*Entries supplied*
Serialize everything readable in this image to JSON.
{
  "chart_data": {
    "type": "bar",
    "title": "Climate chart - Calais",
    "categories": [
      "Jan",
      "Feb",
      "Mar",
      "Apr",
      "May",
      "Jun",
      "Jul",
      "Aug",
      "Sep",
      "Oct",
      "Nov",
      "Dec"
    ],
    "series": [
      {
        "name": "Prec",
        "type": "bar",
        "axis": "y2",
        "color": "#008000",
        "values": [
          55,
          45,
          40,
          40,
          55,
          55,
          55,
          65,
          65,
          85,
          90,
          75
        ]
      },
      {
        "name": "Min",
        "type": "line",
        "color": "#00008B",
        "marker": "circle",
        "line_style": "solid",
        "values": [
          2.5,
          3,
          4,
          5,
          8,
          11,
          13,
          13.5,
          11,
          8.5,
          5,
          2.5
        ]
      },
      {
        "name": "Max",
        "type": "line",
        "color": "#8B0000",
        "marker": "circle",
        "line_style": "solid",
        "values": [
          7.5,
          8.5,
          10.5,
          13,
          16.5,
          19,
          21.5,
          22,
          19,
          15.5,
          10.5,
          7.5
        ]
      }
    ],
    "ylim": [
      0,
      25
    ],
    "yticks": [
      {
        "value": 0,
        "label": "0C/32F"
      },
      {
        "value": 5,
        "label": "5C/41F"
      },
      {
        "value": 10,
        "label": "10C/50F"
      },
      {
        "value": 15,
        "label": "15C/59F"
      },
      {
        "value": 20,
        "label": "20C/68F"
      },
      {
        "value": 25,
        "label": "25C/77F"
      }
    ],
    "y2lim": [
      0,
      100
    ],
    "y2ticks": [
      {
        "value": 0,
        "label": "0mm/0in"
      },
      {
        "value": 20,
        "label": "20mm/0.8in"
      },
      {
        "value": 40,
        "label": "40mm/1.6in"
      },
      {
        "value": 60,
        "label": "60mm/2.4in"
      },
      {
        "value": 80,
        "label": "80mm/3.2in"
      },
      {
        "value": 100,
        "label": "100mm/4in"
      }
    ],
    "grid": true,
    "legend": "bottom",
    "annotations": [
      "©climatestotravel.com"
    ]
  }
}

*What is needed*
Print back all the lines verbatim.

*Exercise result*
Serialize everything readable in this image to JSON.
{
  "chart_data": {
    "type": "bar",
    "title": "Climate chart - Calais",
    "categories": [
      "Jan",
      "Feb",
      "Mar",
      "Apr",
      "May",
      "Jun",
      "Jul",
      "Aug",
      "Sep",
      "Oct",
      "Nov",
      "Dec"
    ],
    "series": [
      {
        "name": "Prec",
        "type": "bar",
        "axis": "y2",
        "color": "#008000",
        "values": [
          55,
          45,
          40,
          40,
          55,
          55,
          55,
          65,
          65,
          85,
          90,
          75
        ]
      },
      {
        "name": "Min",
        "type": "line",
        "color": "#00008B",
        "marker": "circle",
        "line_style": "solid",
        "values": [
          2.5,
          3,
          4,
          5,
          8,
          11,
          13,
          13.5,
          11,
          8.5,
          5,
          2.5
        ]
      },
      {
        "name": "Max",
        "type": "line",
        "color": "#8B0000",
        "marker": "circle",
        "line_style": "solid",
        "values": [
          7.5,
          8.5,
          10.5,
          13,
          16.5,
          19,
          21.5,
          22,
          19,
          15.5,
          10.5,
          7.5
        ]
      }
    ],
    "ylim": [
      0,
      25
    ],
    "yticks": [
      {
        "value": 0,
        "label": "0C/32F"
      },
      {
        "value": 5,
        "label": "5C/41F"
      },
      {
        "value": 10,
        "label": "10C/50F"
      },
      {
        "value": 15,
        "label": "15C/59F"
      },
      {
        "value": 20,
        "label": "20C/68F"
      },
      {
        "value": 25,
        "label": "25C/77F"
      }
    ],
    "y2lim": [
      0,
      100
    ],
    "y2ticks": [
      {
        "value": 0,
        "label": "0mm/0in"
      },
      {
        "value": 20,
        "label": "20mm/0.8in"
      },
      {
        "value": 40,
        "label": "40mm/1.6in"
      },
      {
        "value": 60,
        "label": "60mm/2.4in"
      },
      {
        "value": 80,
        "label": "80mm/3.2in"
      },
      {
        "value": 100,
        "label": "100mm/4in"
      }
    ],
    "grid": true,
    "legend": "bottom",
    "annotations": [
      "©climatestotravel.com"
    ]
  }
}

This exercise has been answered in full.